→ **Material for this task**
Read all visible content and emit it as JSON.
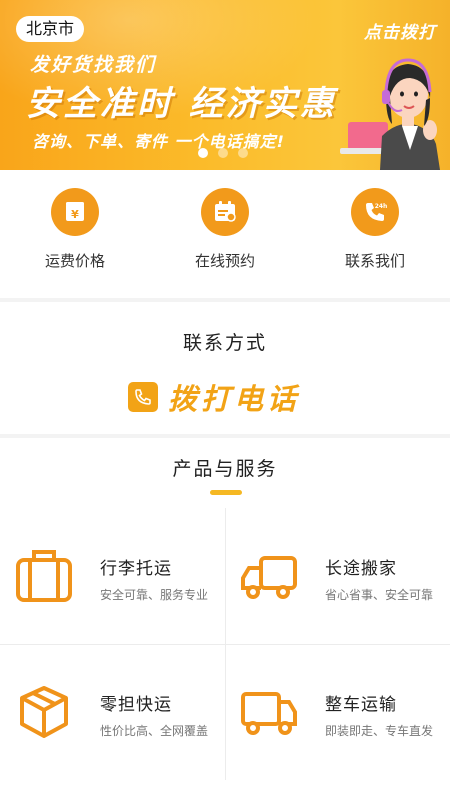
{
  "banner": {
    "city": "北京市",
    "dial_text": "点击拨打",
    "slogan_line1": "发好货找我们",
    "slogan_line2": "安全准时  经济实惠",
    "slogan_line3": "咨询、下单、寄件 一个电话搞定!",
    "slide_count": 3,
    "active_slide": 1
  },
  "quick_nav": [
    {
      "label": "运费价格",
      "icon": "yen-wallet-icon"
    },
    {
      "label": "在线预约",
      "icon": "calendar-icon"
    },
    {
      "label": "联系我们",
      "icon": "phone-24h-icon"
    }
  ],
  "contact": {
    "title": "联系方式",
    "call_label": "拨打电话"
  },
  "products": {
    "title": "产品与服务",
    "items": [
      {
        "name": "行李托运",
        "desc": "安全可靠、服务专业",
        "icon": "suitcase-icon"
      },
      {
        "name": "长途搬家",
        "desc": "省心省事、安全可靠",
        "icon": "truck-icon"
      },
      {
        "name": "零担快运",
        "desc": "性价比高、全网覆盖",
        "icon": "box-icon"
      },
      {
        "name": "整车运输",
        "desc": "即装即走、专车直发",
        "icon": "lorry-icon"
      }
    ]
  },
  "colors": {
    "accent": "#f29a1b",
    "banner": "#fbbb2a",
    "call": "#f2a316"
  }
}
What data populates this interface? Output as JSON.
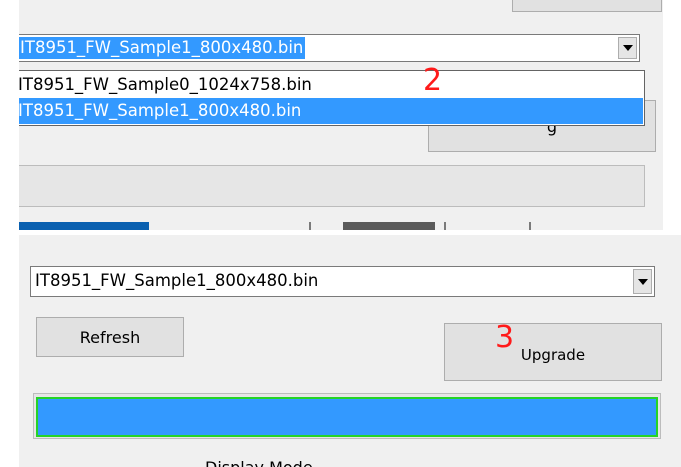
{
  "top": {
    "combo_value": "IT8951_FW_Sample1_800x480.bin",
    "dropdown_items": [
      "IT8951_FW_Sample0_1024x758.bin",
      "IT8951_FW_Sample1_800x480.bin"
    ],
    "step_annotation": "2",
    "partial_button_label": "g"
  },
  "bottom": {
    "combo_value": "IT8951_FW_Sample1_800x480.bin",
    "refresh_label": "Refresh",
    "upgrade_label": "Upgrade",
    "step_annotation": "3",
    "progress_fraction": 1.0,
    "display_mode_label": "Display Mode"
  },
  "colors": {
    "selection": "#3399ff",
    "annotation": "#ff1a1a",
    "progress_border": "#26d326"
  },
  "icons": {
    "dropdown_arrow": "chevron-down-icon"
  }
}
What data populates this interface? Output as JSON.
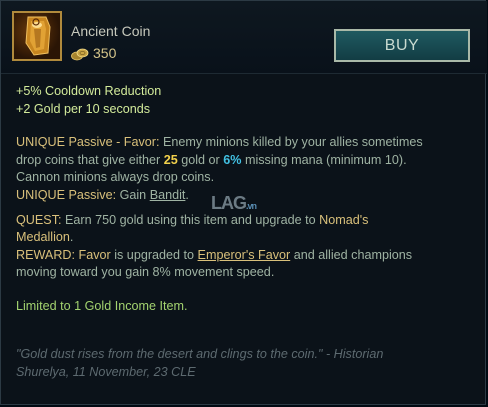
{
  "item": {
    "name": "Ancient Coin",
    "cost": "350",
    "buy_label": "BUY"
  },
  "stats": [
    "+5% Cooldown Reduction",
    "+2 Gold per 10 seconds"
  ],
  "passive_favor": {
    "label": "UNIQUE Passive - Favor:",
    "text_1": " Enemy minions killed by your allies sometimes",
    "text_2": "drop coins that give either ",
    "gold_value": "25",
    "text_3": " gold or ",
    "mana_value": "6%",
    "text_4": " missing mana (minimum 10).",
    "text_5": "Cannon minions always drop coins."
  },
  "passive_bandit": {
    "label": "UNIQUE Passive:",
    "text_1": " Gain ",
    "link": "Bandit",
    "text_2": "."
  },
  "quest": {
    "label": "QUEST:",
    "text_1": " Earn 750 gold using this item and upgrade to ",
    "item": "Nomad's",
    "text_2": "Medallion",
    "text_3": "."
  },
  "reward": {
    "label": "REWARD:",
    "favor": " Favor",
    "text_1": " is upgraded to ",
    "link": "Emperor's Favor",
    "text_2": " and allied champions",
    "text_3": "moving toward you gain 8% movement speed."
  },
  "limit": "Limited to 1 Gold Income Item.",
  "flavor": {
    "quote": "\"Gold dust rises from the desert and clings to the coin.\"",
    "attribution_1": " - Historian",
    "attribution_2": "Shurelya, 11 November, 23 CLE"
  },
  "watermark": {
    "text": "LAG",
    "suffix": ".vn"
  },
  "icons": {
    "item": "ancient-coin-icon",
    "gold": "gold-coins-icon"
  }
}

---

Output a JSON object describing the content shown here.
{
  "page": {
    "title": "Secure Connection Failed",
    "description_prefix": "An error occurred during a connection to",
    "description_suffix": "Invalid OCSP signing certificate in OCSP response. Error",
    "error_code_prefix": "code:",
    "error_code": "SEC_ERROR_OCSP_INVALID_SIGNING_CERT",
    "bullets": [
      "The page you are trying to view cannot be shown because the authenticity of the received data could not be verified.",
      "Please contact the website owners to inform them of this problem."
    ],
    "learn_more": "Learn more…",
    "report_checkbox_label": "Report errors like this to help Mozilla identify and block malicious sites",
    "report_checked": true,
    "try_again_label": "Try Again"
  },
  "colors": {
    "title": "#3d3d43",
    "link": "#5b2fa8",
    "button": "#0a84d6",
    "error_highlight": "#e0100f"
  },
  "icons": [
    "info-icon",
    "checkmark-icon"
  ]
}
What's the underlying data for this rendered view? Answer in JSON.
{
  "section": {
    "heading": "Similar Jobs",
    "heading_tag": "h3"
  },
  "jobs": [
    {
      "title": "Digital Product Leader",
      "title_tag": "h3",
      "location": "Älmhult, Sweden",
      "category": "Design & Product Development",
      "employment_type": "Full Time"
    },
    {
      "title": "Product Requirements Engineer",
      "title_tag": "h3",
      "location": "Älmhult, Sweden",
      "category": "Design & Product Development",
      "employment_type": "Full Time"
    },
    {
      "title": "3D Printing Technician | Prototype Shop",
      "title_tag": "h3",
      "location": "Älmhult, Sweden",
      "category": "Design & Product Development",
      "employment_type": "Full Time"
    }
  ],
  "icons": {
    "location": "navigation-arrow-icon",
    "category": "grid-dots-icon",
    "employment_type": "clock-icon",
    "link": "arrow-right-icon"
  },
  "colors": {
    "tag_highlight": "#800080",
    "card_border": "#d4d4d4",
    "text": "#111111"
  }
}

--

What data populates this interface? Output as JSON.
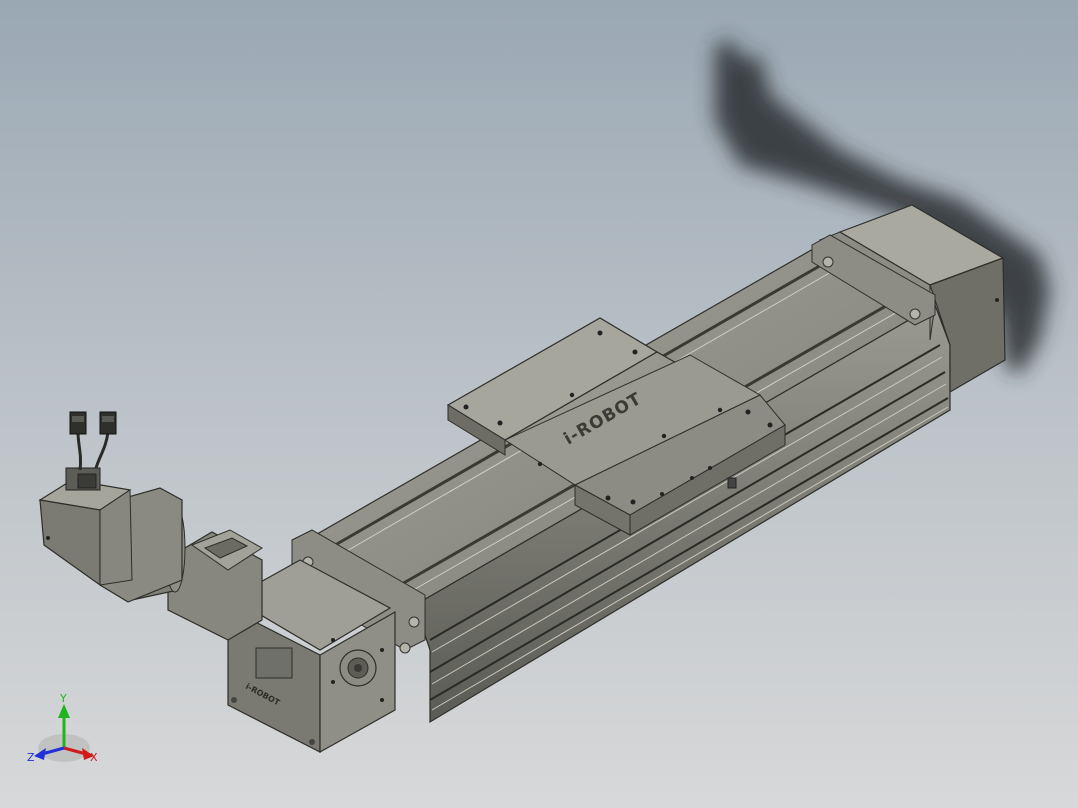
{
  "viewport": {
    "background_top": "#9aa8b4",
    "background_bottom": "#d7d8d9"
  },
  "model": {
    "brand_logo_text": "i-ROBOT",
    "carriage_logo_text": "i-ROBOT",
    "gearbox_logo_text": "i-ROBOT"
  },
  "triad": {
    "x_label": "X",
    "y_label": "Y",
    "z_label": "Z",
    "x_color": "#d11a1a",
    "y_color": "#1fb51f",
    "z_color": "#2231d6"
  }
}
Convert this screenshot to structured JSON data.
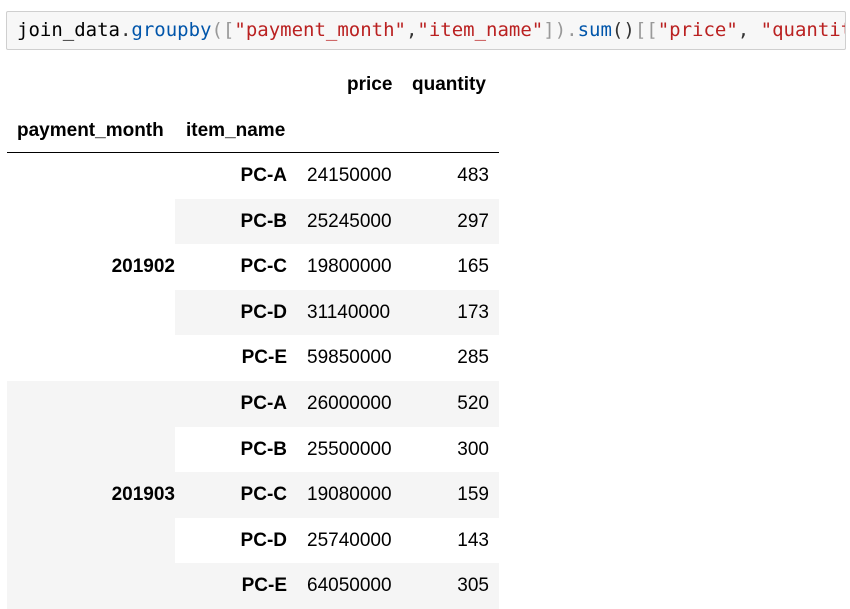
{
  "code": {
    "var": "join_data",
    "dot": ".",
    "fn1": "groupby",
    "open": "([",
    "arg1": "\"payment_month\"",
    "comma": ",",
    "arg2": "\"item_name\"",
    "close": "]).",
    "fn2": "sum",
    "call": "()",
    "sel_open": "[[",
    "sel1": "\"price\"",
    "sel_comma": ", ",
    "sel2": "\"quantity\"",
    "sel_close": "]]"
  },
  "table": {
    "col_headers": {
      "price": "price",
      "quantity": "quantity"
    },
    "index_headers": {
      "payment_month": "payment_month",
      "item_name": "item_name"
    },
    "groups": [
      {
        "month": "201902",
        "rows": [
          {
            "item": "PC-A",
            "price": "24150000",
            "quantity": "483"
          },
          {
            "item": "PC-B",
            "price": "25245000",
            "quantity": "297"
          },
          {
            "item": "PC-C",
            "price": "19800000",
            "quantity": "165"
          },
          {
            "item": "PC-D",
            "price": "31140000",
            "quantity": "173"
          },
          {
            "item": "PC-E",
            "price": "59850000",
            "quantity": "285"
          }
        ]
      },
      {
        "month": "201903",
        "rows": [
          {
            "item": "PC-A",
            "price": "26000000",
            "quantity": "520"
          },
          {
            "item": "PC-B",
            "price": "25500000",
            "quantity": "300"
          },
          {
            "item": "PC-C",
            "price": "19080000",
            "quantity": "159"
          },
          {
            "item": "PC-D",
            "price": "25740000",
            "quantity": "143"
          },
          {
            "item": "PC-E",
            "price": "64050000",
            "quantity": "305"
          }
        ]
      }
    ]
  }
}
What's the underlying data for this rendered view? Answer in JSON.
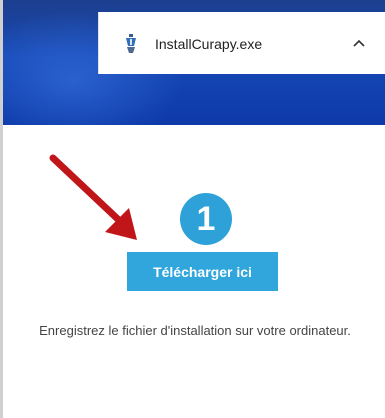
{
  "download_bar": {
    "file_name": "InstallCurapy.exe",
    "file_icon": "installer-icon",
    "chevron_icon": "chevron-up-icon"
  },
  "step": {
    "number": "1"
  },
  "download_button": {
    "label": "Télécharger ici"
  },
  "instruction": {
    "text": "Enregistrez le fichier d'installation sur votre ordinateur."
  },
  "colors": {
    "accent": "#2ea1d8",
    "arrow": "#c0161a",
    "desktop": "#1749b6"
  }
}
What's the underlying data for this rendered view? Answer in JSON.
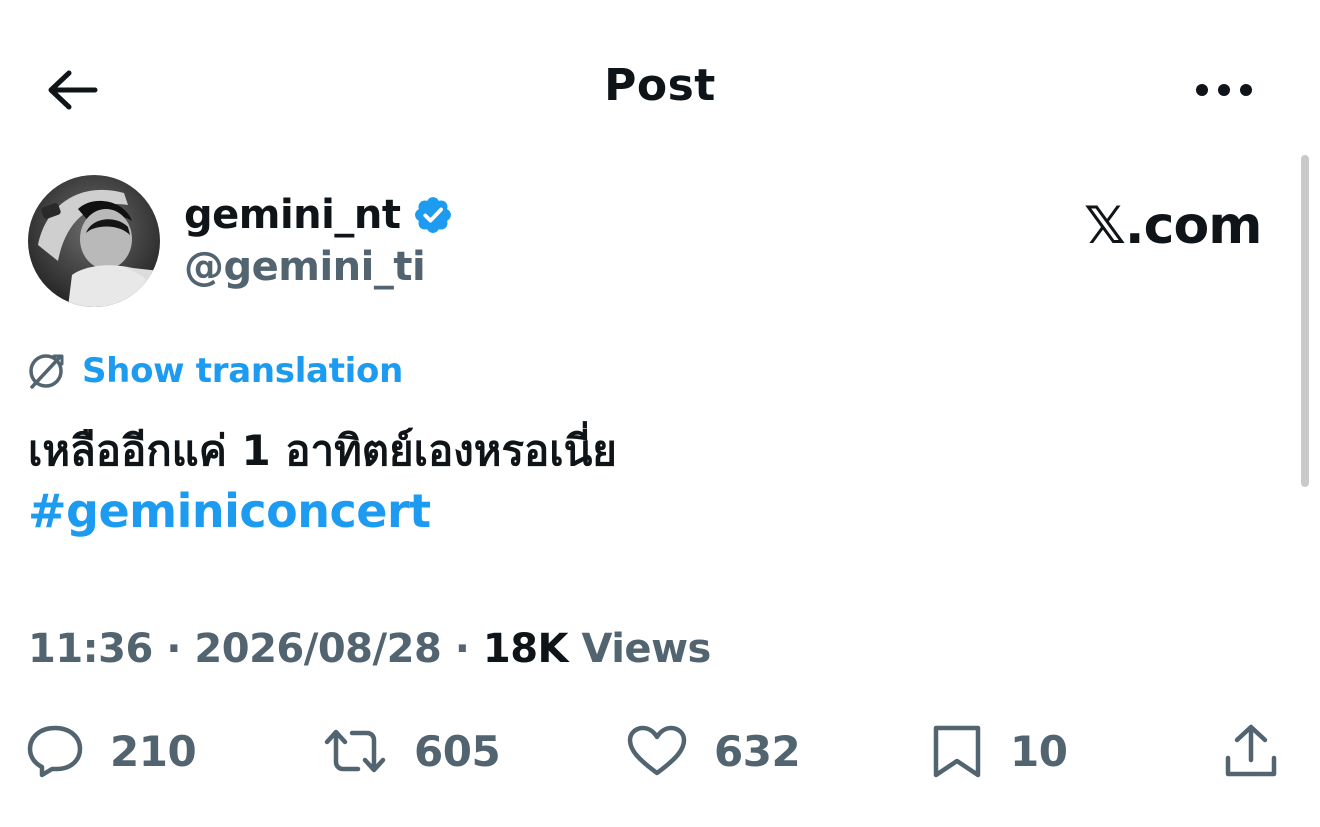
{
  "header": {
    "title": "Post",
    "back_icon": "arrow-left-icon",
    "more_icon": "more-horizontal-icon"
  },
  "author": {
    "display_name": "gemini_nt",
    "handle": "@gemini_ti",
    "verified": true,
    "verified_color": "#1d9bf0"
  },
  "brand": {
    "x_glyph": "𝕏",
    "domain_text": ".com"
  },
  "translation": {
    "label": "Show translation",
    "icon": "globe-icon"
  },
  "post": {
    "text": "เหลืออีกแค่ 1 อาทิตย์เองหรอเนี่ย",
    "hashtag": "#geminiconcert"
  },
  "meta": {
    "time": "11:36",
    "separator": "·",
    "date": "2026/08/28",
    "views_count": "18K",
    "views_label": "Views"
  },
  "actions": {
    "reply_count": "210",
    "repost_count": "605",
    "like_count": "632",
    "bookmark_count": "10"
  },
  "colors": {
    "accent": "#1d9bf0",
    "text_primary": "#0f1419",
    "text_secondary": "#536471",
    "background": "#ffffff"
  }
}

→ **What is required**
Where does the word "translation" appear in the listing? List each line that holds it.

→ **Answer to this task**
  "translation": {
    "label": "Show translation",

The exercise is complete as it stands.